▸ WRITTEN PROBLEM
All records must be quoted exactly. Omit the pictures.

Items from a data source

════

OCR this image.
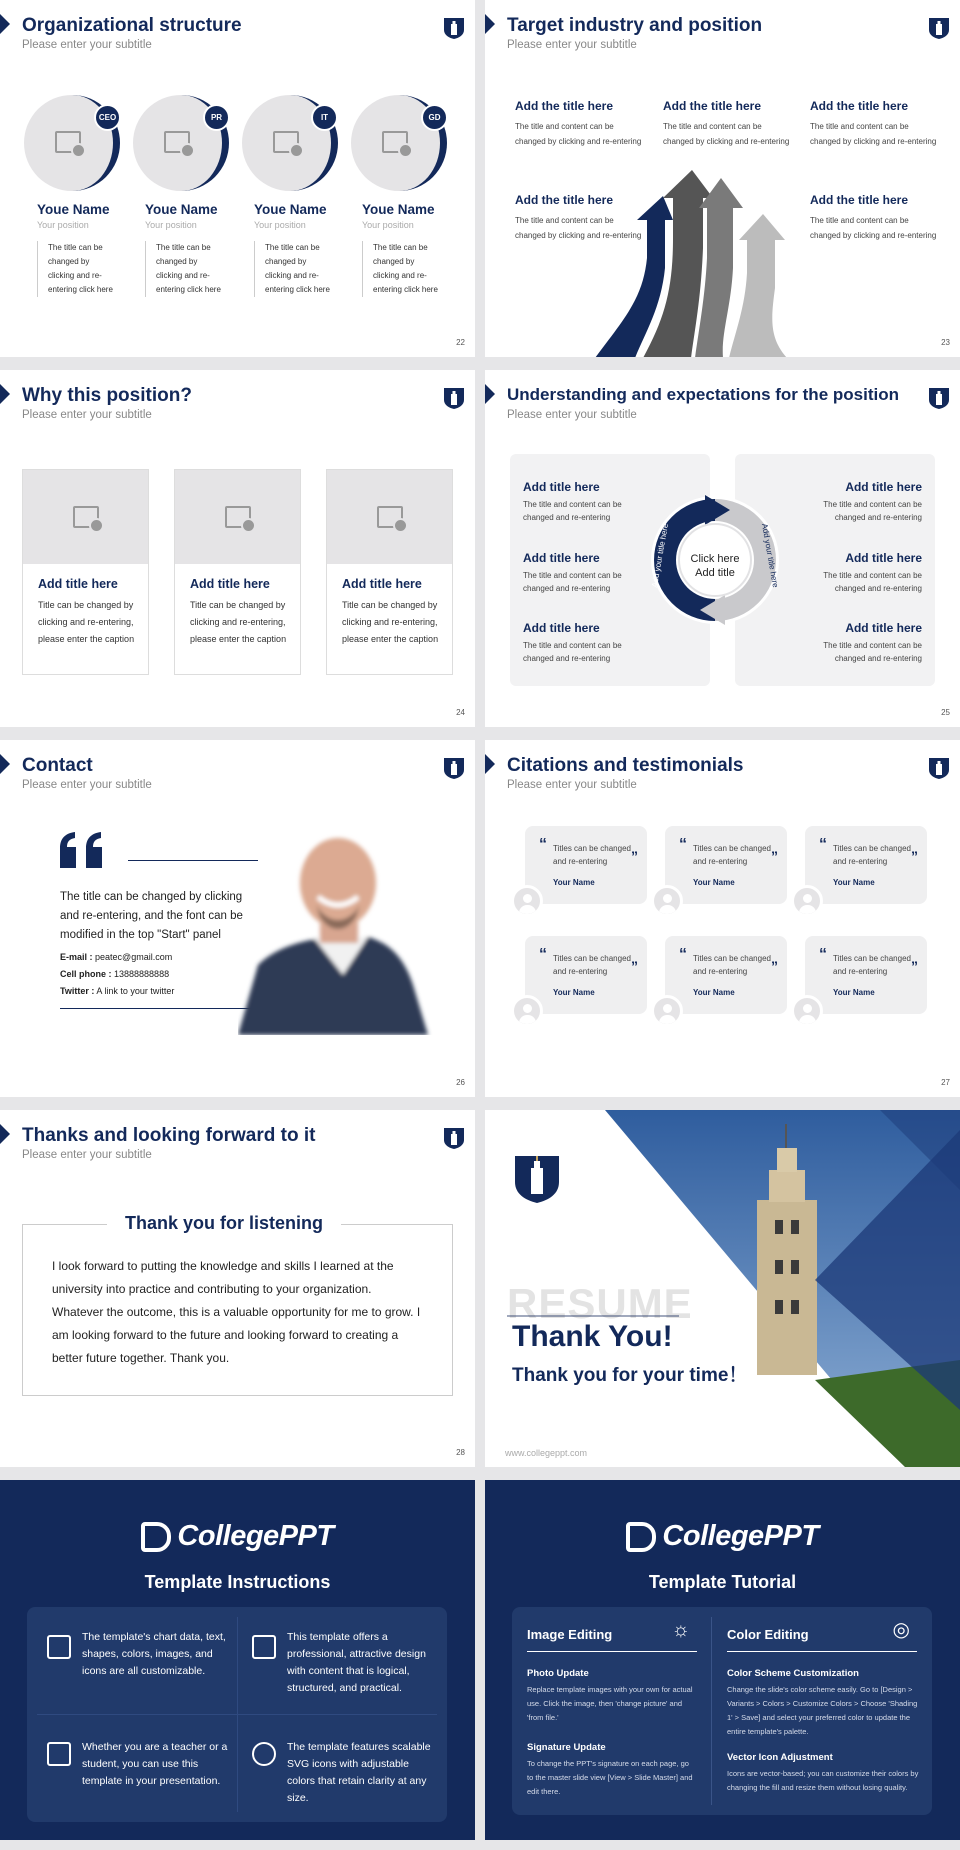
Organizational structure
Please enter your subtitle
CEO
Youe Name
Your position
The title can be changed by clicking and re-entering click here
PR
Youe Name
Your position
The title can be changed by clicking and re-entering click here
IT
Youe Name
Your position
The title can be changed by clicking and re-entering click here
GD
Youe Name
Your position
The title can be changed by clicking and re-entering click here
22
Target industry and position
Please enter your subtitle
Add the title here

The title and content can be changed by clicking and re-entering

Add the title here

The title and content can be changed by clicking and re-entering

Add the title here

The title and content can be changed by clicking and re-entering

Add the title here

The title and content can be changed by clicking and re-entering

Add the title here

The title and content can be changed by clicking and re-entering

23
Why this position?
Please enter your subtitle
Add title here

Title can be changed by clicking and re-entering, please enter the caption

Add title here

Title can be changed by clicking and re-entering, please enter the caption

Add title here

Title can be changed by clicking and re-entering, please enter the caption

24
Understanding and expectations for the position
Please enter your subtitle
Add title here

The title and content can be changed and re-entering

Add title here

The title and content can be changed and re-entering

Add title here

The title and content can be changed and re-entering

Add title here

The title and content can be changed and re-entering

Add title here

The title and content can be changed and re-entering

Add title here

The title and content can be changed and re-entering

Click here Add title
Add your title here	Add your title here
25
Contact
Please enter your subtitle
The title can be changed by clicking and re-entering, and the font can be modified in the top "Start" panel
E-mail : peatec@gmail.com
Cell phone : 13888888888
Twitter : A link to your twitter
26
Citations and testimonials
Please enter your subtitle
“ Titles can be changed and re-entering	”
Your Name
“ Titles can be changed and re-entering	”
Your Name
“ Titles can be changed and re-entering	”
Your Name
“ Titles can be changed and re-entering	”
Your Name
“ Titles can be changed and re-entering	”
Your Name
“ Titles can be changed and re-entering	”
Your Name
27
Thanks and looking forward to it
Please enter your subtitle
Thank you for listening
I look forward to putting the knowledge and skills I learned at the university into practice and contributing to your organization. Whatever the outcome, this is a valuable opportunity for me to grow. I am looking forward to the future and looking forward to creating a better future together. Thank you.
28
RESUME
Thank You!
Thank you for your time！
www.collegeppt.com
CollegePPT
Template Instructions
The template's chart data, text, shapes, colors, images, and icons are all customizable.
This template offers a professional, attractive design with content that is logical, structured, and practical.
Whether you are a teacher or a student, you can use this template in your presentation.
The template features scalable SVG icons with adjustable colors that retain clarity at any size.
CollegePPT
Template Tutorial
Image Editing	☼
Photo Update

Replace template images with your own for actual use. Click the image, then 'change picture' and 'from file.'

Signature Update

To change the PPT's signature on each page, go to the master slide view [View > Slide Master] and edit there.

Color Editing	◎
Color Scheme Customization

Change the slide's color scheme easily. Go to [Design > Variants > Colors > Customize Colors > Choose 'Shading 1' > Save] and select your preferred color to update the entire template's palette.

Vector Icon Adjustment

Icons are vector-based; you can customize their colors by changing the fill and resize them without losing quality.
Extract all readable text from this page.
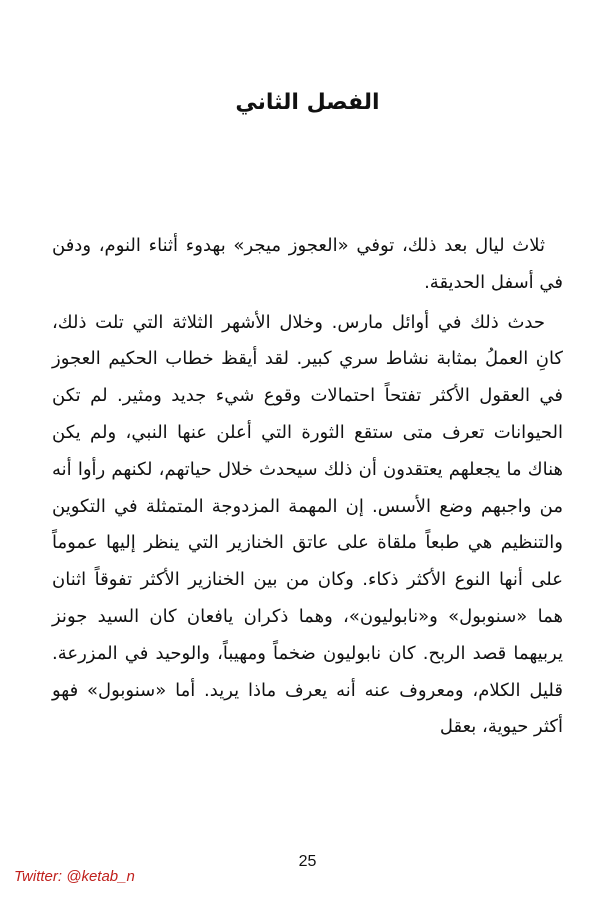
الفصل الثاني

ثلاث ليال بعد ذلك، توفي «العجوز ميجر» بهدوء أثناء النوم، ودفن في أسفل الحديقة.

حدث ذلك في أوائل مارس. وخلال الأشهر الثلاثة التي تلت ذلك، كانِ العملُ بمثابة نشاط سري كبير. لقد أيقظ خطاب الحكيم العجوز في العقول الأكثر تفتحاً احتمالات وقوع شيء جديد ومثير. لم تكن الحيوانات تعرف متى ستقع الثورة التي أعلن عنها النبي، ولم يكن هناك ما يجعلهم يعتقدون أن ذلك سيحدث خلال حياتهم، لكنهم رأوا أنه من واجبهم وضع الأسس. إن المهمة المزدوجة المتمثلة في التكوين والتنظيم هي طبعاً ملقاة على عاتق الخنازير التي ينظر إليها عموماً على أنها النوع الأكثر ذكاء. وكان من بين الخنازير الأكثر تفوقاً اثنان هما «سنوبول» و«نابوليون»، وهما ذكران يافعان كان السيد جونز يربيهما قصد الربح. كان نابوليون ضخماً ومهيباً، والوحيد في المزرعة. قليل الكلام، ومعروف عنه أنه يعرف ماذا يريد. أما «سنوبول» فهو أكثر حيوية، بعقل

25
Twitter: @ketab_n
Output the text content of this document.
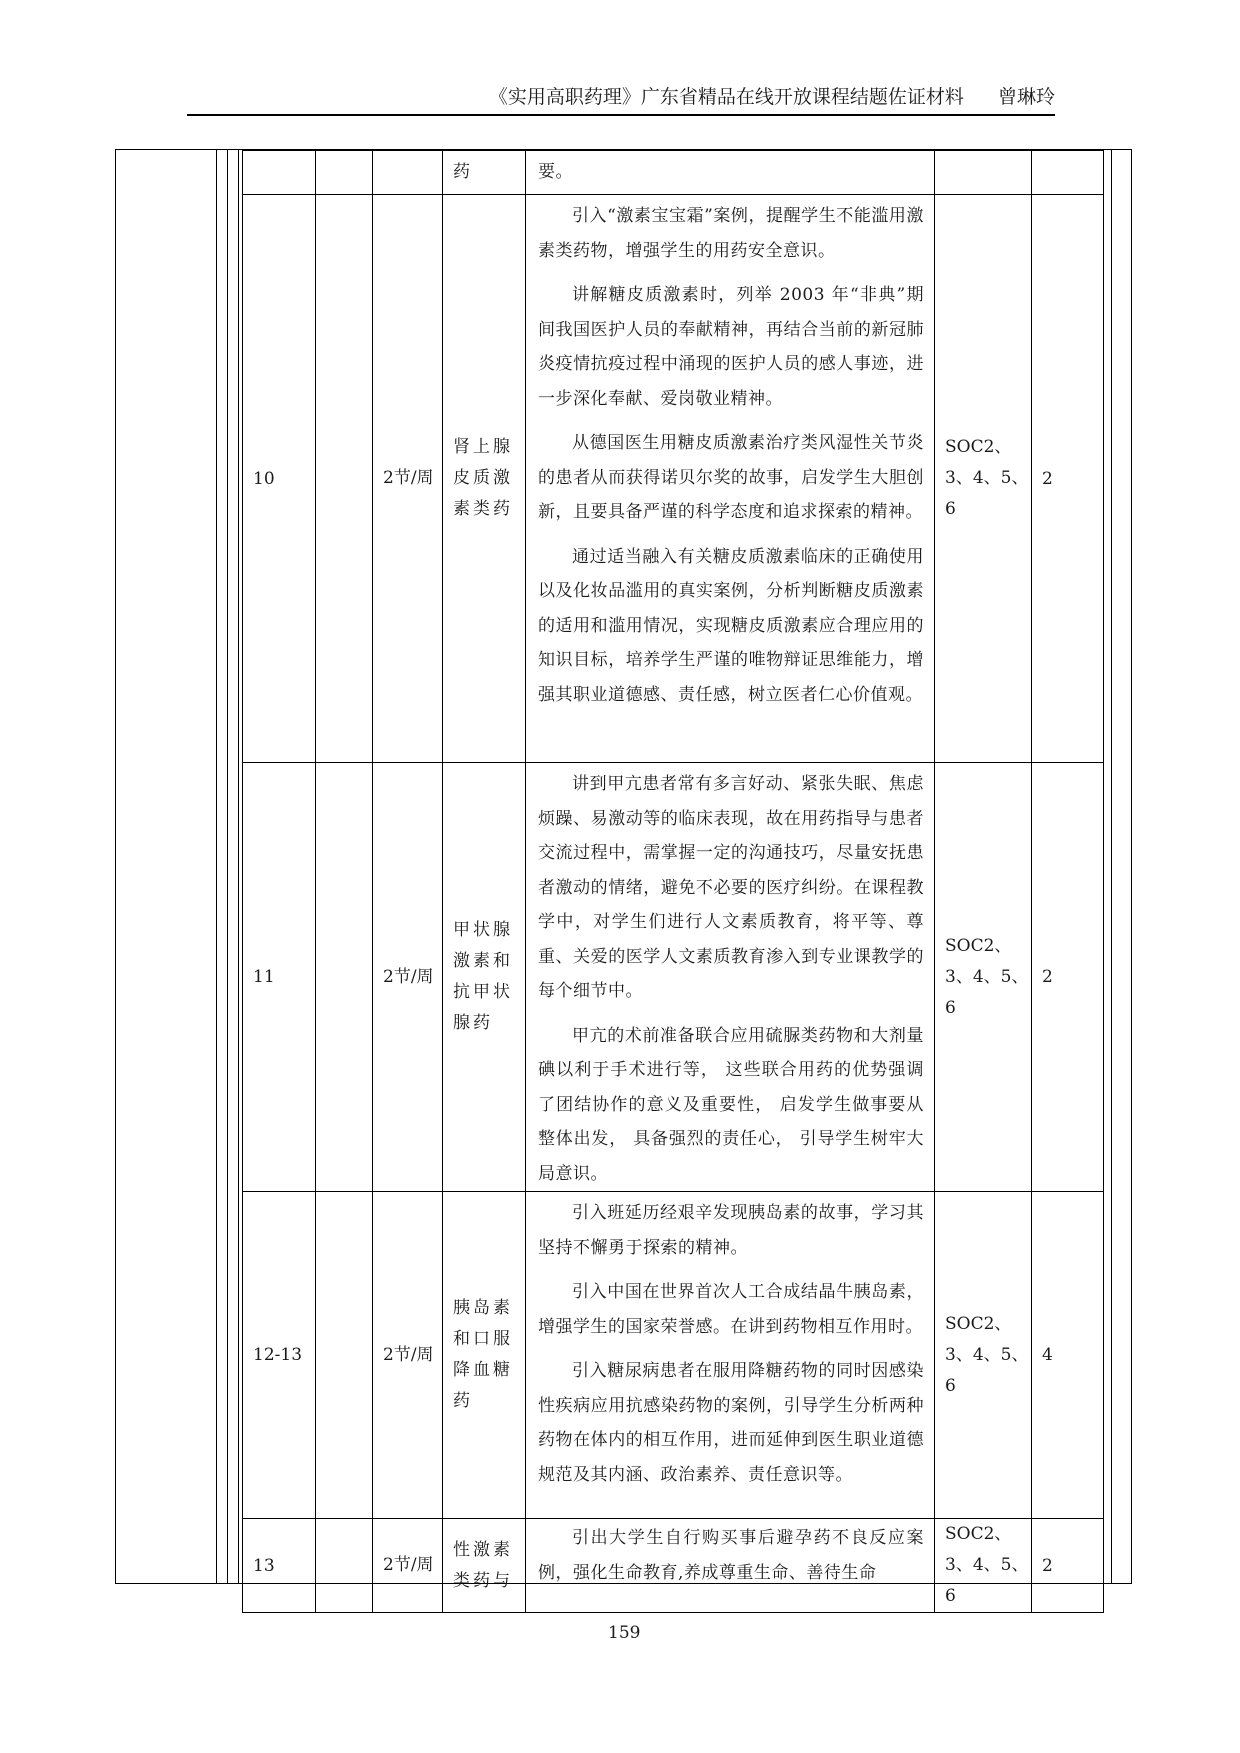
《实用高职药理》广东省精品在线开放课程结题佐证材料 曾琳玲
			药	要。		

10		2节/周	肾上腺皮质激素类药	引入“激素宝宝霜”案例，提醒学生不能滥用激素类药物，增强学生的用药安全意识。

讲解糖皮质激素时，列举 2003 年“非典”期间我国医护人员的奉献精神，再结合当前的新冠肺炎疫情抗疫过程中涌现的医护人员的感人事迹，进一步深化奉献、爱岗敬业精神。

从德国医生用糖皮质激素治疗类风湿性关节炎的患者从而获得诺贝尔奖的故事，启发学生大胆创新，且要具备严谨的科学态度和追求探索的精神。

通过适当融入有关糖皮质激素临床的正确使用以及化妆品滥用的真实案例，分析判断糖皮质激素的适用和滥用情况，实现糖皮质激素应合理应用的知识目标，培养学生严谨的唯物辩证思维能力，增强其职业道德感、责任感，树立医者仁心价值观。	SOC2、3、4、5、6	2
11		2节/周	甲状腺激素和抗甲状腺药	讲到甲亢患者常有多言好动、紧张失眠、焦虑烦躁、易激动等的临床表现，故在用药指导与患者交流过程中，需掌握一定的沟通技巧，尽量安抚患者激动的情绪，避免不必要的医疗纠纷。在课程教学中，对学生们进行人文素质教育，将平等、尊重、关爱的医学人文素质教育渗入到专业课教学的每个细节中。

甲亢的术前准备联合应用硫脲类药物和大剂量碘以利于手术进行等， 这些联合用药的优势强调了团结协作的意义及重要性， 启发学生做事要从整体出发， 具备强烈的责任心， 引导学生树牢大局意识。	SOC2、3、4、5、6	2
12-13		2节/周	胰岛素和口服降血糖药	引入班延历经艰辛发现胰岛素的故事，学习其坚持不懈勇于探索的精神。

引入中国在世界首次人工合成结晶牛胰岛素，增强学生的国家荣誉感。在讲到药物相互作用时。

引入糖尿病患者在服用降糖药物的同时因感染性疾病应用抗感染药物的案例，引导学生分析两种药物在体内的相互作用，进而延伸到医生职业道德规范及其内涵、政治素养、责任意识等。	SOC2、3、4、5、6	4
13		2节/周	性激素类药与	引出大学生自行购买事后避孕药不良反应案例，强化生命教育,养成尊重生命、善待生命	SOC2、3、4、5、6	2
159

════

▸ REPLY
OCR this image.
Organizational structure
Please enter your subtitle
CEO
Youe Name
Your position
The title can be changed by clicking and re-entering click here
PR
Youe Name
Your position
The title can be changed by clicking and re-entering click here
IT
Youe Name
Your position
The title can be changed by clicking and re-entering click here
GD
Youe Name
Your position
The title can be changed by clicking and re-entering click here
22
Target industry and position
Please enter your subtitle
Add the title here

The title and content can be changed by clicking and re-entering

Add the title here

The title and content can be changed by clicking and re-entering

Add the title here

The title and content can be changed by clicking and re-entering

Add the title here

The title and content can be changed by clicking and re-entering

Add the title here

The title and content can be changed by clicking and re-entering

23
Why this position?
Please enter your subtitle
Add title here

Title can be changed by clicking and re-entering, please enter the caption

Add title here

Title can be changed by clicking and re-entering, please enter the caption

Add title here

Title can be changed by clicking and re-entering, please enter the caption

24
Understanding and expectations for the position
Please enter your subtitle
Add title here

The title and content can be changed and re-entering

Add title here

The title and content can be changed and re-entering

Add title here

The title and content can be changed and re-entering

Add title here

The title and content can be changed and re-entering

Add title here

The title and content can be changed and re-entering

Add title here

The title and content can be changed and re-entering

Click here Add title
Add your title here	Add your title here
25
Contact
Please enter your subtitle
The title can be changed by clicking and re-entering, and the font can be modified in the top "Start" panel
E-mail : peatec@gmail.com
Cell phone : 13888888888
Twitter : A link to your twitter
26
Citations and testimonials
Please enter your subtitle
“ Titles can be changed and re-entering	”
Your Name
“ Titles can be changed and re-entering	”
Your Name
“ Titles can be changed and re-entering	”
Your Name
“ Titles can be changed and re-entering	”
Your Name
“ Titles can be changed and re-entering	”
Your Name
“ Titles can be changed and re-entering	”
Your Name
27
Thanks and looking forward to it
Please enter your subtitle
Thank you for listening
I look forward to putting the knowledge and skills I learned at the university into practice and contributing to your organization. Whatever the outcome, this is a valuable opportunity for me to grow. I am looking forward to the future and looking forward to creating a better future together. Thank you.
28
RESUME
Thank You!
Thank you for your time！
www.collegeppt.com
CollegePPT
Template Instructions
The template's chart data, text, shapes, colors, images, and icons are all customizable.
This template offers a professional, attractive design with content that is logical, structured, and practical.
Whether you are a teacher or a student, you can use this template in your presentation.
The template features scalable SVG icons with adjustable colors that retain clarity at any size.
CollegePPT
Template Tutorial
Image Editing	☼
Photo Update

Replace template images with your own for actual use. Click the image, then 'change picture' and 'from file.'

Signature Update

To change the PPT's signature on each page, go to the master slide view [View > Slide Master] and edit there.

Color Editing	◎
Color Scheme Customization

Change the slide's color scheme easily. Go to [Design > Variants > Colors > Customize Colors > Choose 'Shading 1' > Save] and select your preferred color to update the entire template's palette.

Vector Icon Adjustment

Icons are vector-based; you can customize their colors by changing the fill and resize them without losing quality.
Extract all readable text from this page.
الفصل الثاني

ثلاث ليال بعد ذلك، توفي «العجوز ميجر» بهدوء أثناء النوم، ودفن في أسفل الحديقة.

حدث ذلك في أوائل مارس. وخلال الأشهر الثلاثة التي تلت ذلك، كانِ العملُ بمثابة نشاط سري كبير. لقد أيقظ خطاب الحكيم العجوز في العقول الأكثر تفتحاً احتمالات وقوع شيء جديد ومثير. لم تكن الحيوانات تعرف متى ستقع الثورة التي أعلن عنها النبي، ولم يكن هناك ما يجعلهم يعتقدون أن ذلك سيحدث خلال حياتهم، لكنهم رأوا أنه من واجبهم وضع الأسس. إن المهمة المزدوجة المتمثلة في التكوين والتنظيم هي طبعاً ملقاة على عاتق الخنازير التي ينظر إليها عموماً على أنها النوع الأكثر ذكاء. وكان من بين الخنازير الأكثر تفوقاً اثنان هما «سنوبول» و«نابوليون»، وهما ذكران يافعان كان السيد جونز يربيهما قصد الربح. كان نابوليون ضخماً ومهيباً، والوحيد في المزرعة. قليل الكلام، ومعروف عنه أنه يعرف ماذا يريد. أما «سنوبول» فهو أكثر حيوية، بعقل

25
Twitter: @ketab_n
Output the text content of this document.
《实用高职药理》广东省精品在线开放课程结题佐证材料 曾琳玲
			药	要。		

10		2节/周	肾上腺皮质激素类药	引入“激素宝宝霜”案例，提醒学生不能滥用激素类药物，增强学生的用药安全意识。

讲解糖皮质激素时，列举 2003 年“非典”期间我国医护人员的奉献精神，再结合当前的新冠肺炎疫情抗疫过程中涌现的医护人员的感人事迹，进一步深化奉献、爱岗敬业精神。

从德国医生用糖皮质激素治疗类风湿性关节炎的患者从而获得诺贝尔奖的故事，启发学生大胆创新，且要具备严谨的科学态度和追求探索的精神。

通过适当融入有关糖皮质激素临床的正确使用以及化妆品滥用的真实案例，分析判断糖皮质激素的适用和滥用情况，实现糖皮质激素应合理应用的知识目标，培养学生严谨的唯物辩证思维能力，增强其职业道德感、责任感，树立医者仁心价值观。	SOC2、3、4、5、6	2
11		2节/周	甲状腺激素和抗甲状腺药	讲到甲亢患者常有多言好动、紧张失眠、焦虑烦躁、易激动等的临床表现，故在用药指导与患者交流过程中，需掌握一定的沟通技巧，尽量安抚患者激动的情绪，避免不必要的医疗纠纷。在课程教学中，对学生们进行人文素质教育，将平等、尊重、关爱的医学人文素质教育渗入到专业课教学的每个细节中。

甲亢的术前准备联合应用硫脲类药物和大剂量碘以利于手术进行等， 这些联合用药的优势强调了团结协作的意义及重要性， 启发学生做事要从整体出发， 具备强烈的责任心， 引导学生树牢大局意识。	SOC2、3、4、5、6	2
12-13		2节/周	胰岛素和口服降血糖药	引入班延历经艰辛发现胰岛素的故事，学习其坚持不懈勇于探索的精神。

引入中国在世界首次人工合成结晶牛胰岛素，增强学生的国家荣誉感。在讲到药物相互作用时。

引入糖尿病患者在服用降糖药物的同时因感染性疾病应用抗感染药物的案例，引导学生分析两种药物在体内的相互作用，进而延伸到医生职业道德规范及其内涵、政治素养、责任意识等。	SOC2、3、4、5、6	4
13		2节/周	性激素类药与	引出大学生自行购买事后避孕药不良反应案例，强化生命教育,养成尊重生命、善待生命	SOC2、3、4、5、6	2
159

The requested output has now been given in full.